### [What is needed]
Would you write out the listing verbatim and skip every picture in it?

○ ○ ○ ○ ○ ○ ○

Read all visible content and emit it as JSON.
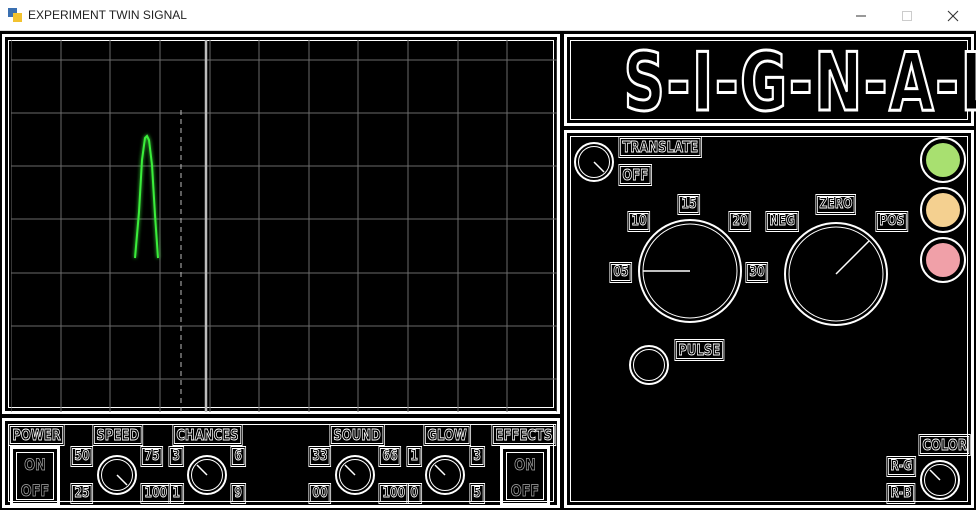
{
  "window": {
    "title": "EXPERIMENT TWIN SIGNAL"
  },
  "logo": {
    "text": "S-I-G-N-A-L"
  },
  "oscilloscope": {
    "grid": true,
    "colors": {
      "grid": "#6a6a6a",
      "red_trace": "#ff3030",
      "yellow_trace": "#ffee00",
      "green_signal": "#30e030",
      "marker": "#aaaaaa"
    }
  },
  "controls": {
    "power": {
      "label": "POWER",
      "on": "ON",
      "off": "OFF"
    },
    "speed": {
      "label": "SPEED",
      "ticks": [
        "50",
        "75",
        "25",
        "100"
      ]
    },
    "chances": {
      "label": "CHANCES",
      "ticks": [
        "3",
        "6",
        "1",
        "9"
      ]
    },
    "sound": {
      "label": "SOUND",
      "ticks": [
        "33",
        "66",
        "00",
        "100"
      ]
    },
    "glow": {
      "label": "GLOW",
      "ticks": [
        "1",
        "3",
        "0",
        "5"
      ]
    },
    "effects": {
      "label": "EFFECTS",
      "on": "ON",
      "off": "OFF"
    }
  },
  "right": {
    "translate": {
      "label": "TRANSLATE",
      "value": "OFF"
    },
    "freq": {
      "ticks": [
        "05",
        "10",
        "15",
        "20",
        "30"
      ]
    },
    "zero": {
      "label": "ZERO",
      "neg": "NEG",
      "pos": "POS"
    },
    "pulse": {
      "label": "PULSE"
    },
    "color": {
      "label": "COLOR",
      "rg": "R-G",
      "rb": "R-B"
    },
    "lamps": [
      {
        "name": "green",
        "color": "#a8e070"
      },
      {
        "name": "orange",
        "color": "#f4d090"
      },
      {
        "name": "red",
        "color": "#f0a0a8"
      }
    ]
  }
}
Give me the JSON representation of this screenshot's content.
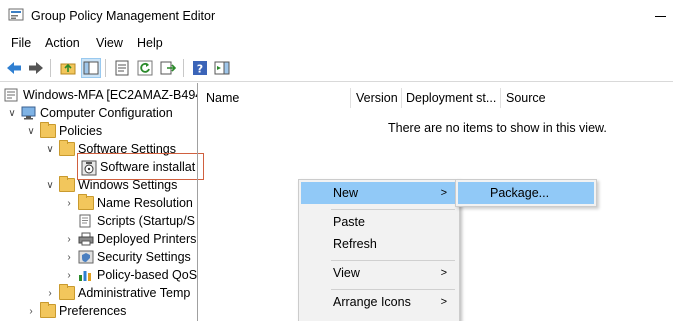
{
  "window": {
    "title": "Group Policy Management Editor"
  },
  "menubar": [
    "File",
    "Action",
    "View",
    "Help"
  ],
  "tree": {
    "root": "Windows-MFA [EC2AMAZ-B494",
    "computer_config": "Computer Configuration",
    "policies": "Policies",
    "software_settings": "Software Settings",
    "software_installation": "Software installat",
    "windows_settings": "Windows Settings",
    "name_resolution": "Name Resolution",
    "scripts": "Scripts (Startup/S",
    "deployed_printers": "Deployed Printers",
    "security_settings": "Security Settings",
    "policy_qos": "Policy-based QoS",
    "admin_templates": "Administrative Temp",
    "preferences": "Preferences"
  },
  "list": {
    "columns": [
      "Name",
      "Version",
      "Deployment st...",
      "Source"
    ],
    "empty_message": "There are no items to show in this view."
  },
  "context_menu": {
    "new": "New",
    "paste": "Paste",
    "refresh": "Refresh",
    "view": "View",
    "arrange_icons": "Arrange Icons",
    "submenu_arrow": ">"
  },
  "submenu": {
    "package": "Package..."
  }
}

○ ○ ○ ○ ○ ○ ○

### [Task result]
Read all visible content and emit it as JSON.
{
  "window": {
    "title": "EXPERIMENT TWIN SIGNAL"
  },
  "logo": {
    "text": "S-I-G-N-A-L"
  },
  "oscilloscope": {
    "grid": true,
    "colors": {
      "grid": "#6a6a6a",
      "red_trace": "#ff3030",
      "yellow_trace": "#ffee00",
      "green_signal": "#30e030",
      "marker": "#aaaaaa"
    }
  },
  "controls": {
    "power": {
      "label": "POWER",
      "on": "ON",
      "off": "OFF"
    },
    "speed": {
      "label": "SPEED",
      "ticks": [
        "50",
        "75",
        "25",
        "100"
      ]
    },
    "chances": {
      "label": "CHANCES",
      "ticks": [
        "3",
        "6",
        "1",
        "9"
      ]
    },
    "sound": {
      "label": "SOUND",
      "ticks": [
        "33",
        "66",
        "00",
        "100"
      ]
    },
    "glow": {
      "label": "GLOW",
      "ticks": [
        "1",
        "3",
        "0",
        "5"
      ]
    },
    "effects": {
      "label": "EFFECTS",
      "on": "ON",
      "off": "OFF"
    }
  },
  "right": {
    "translate": {
      "label": "TRANSLATE",
      "value": "OFF"
    },
    "freq": {
      "ticks": [
        "05",
        "10",
        "15",
        "20",
        "30"
      ]
    },
    "zero": {
      "label": "ZERO",
      "neg": "NEG",
      "pos": "POS"
    },
    "pulse": {
      "label": "PULSE"
    },
    "color": {
      "label": "COLOR",
      "rg": "R-G",
      "rb": "R-B"
    },
    "lamps": [
      {
        "name": "green",
        "color": "#a8e070"
      },
      {
        "name": "orange",
        "color": "#f4d090"
      },
      {
        "name": "red",
        "color": "#f0a0a8"
      }
    ]
  }
}
Give me the JSON representation of this screenshot's content.
{
  "window": {
    "title": "Group Policy Management Editor"
  },
  "menubar": [
    "File",
    "Action",
    "View",
    "Help"
  ],
  "tree": {
    "root": "Windows-MFA [EC2AMAZ-B494",
    "computer_config": "Computer Configuration",
    "policies": "Policies",
    "software_settings": "Software Settings",
    "software_installation": "Software installat",
    "windows_settings": "Windows Settings",
    "name_resolution": "Name Resolution",
    "scripts": "Scripts (Startup/S",
    "deployed_printers": "Deployed Printers",
    "security_settings": "Security Settings",
    "policy_qos": "Policy-based QoS",
    "admin_templates": "Administrative Temp",
    "preferences": "Preferences"
  },
  "list": {
    "columns": [
      "Name",
      "Version",
      "Deployment st...",
      "Source"
    ],
    "empty_message": "There are no items to show in this view."
  },
  "context_menu": {
    "new": "New",
    "paste": "Paste",
    "refresh": "Refresh",
    "view": "View",
    "arrange_icons": "Arrange Icons",
    "submenu_arrow": ">"
  },
  "submenu": {
    "package": "Package..."
  }
}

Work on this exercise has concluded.